## [Data entries]
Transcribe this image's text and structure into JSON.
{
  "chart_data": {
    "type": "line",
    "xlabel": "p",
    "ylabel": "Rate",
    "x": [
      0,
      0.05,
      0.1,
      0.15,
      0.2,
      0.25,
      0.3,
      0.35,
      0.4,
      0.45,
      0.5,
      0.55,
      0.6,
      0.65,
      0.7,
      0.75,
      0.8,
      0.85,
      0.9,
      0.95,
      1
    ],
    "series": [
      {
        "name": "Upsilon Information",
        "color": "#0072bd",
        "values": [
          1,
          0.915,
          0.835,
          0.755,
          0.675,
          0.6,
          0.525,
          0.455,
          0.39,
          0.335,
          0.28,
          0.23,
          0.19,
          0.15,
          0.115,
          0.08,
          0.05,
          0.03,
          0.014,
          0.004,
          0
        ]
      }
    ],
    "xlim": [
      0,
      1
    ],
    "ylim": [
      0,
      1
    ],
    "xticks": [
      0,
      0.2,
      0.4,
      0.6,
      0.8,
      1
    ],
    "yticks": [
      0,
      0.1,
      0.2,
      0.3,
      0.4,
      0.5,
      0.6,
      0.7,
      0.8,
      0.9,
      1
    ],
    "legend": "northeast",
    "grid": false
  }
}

## [Task requirements]
Transcribe the entire listing above precisely.

## [Result of the task]
Transcribe this image's text and structure into JSON.
{
  "chart_data": {
    "type": "line",
    "xlabel": "p",
    "ylabel": "Rate",
    "x": [
      0,
      0.05,
      0.1,
      0.15,
      0.2,
      0.25,
      0.3,
      0.35,
      0.4,
      0.45,
      0.5,
      0.55,
      0.6,
      0.65,
      0.7,
      0.75,
      0.8,
      0.85,
      0.9,
      0.95,
      1
    ],
    "series": [
      {
        "name": "Upsilon Information",
        "color": "#0072bd",
        "values": [
          1,
          0.915,
          0.835,
          0.755,
          0.675,
          0.6,
          0.525,
          0.455,
          0.39,
          0.335,
          0.28,
          0.23,
          0.19,
          0.15,
          0.115,
          0.08,
          0.05,
          0.03,
          0.014,
          0.004,
          0
        ]
      }
    ],
    "xlim": [
      0,
      1
    ],
    "ylim": [
      0,
      1
    ],
    "xticks": [
      0,
      0.2,
      0.4,
      0.6,
      0.8,
      1
    ],
    "yticks": [
      0,
      0.1,
      0.2,
      0.3,
      0.4,
      0.5,
      0.6,
      0.7,
      0.8,
      0.9,
      1
    ],
    "legend": "northeast",
    "grid": false
  }
}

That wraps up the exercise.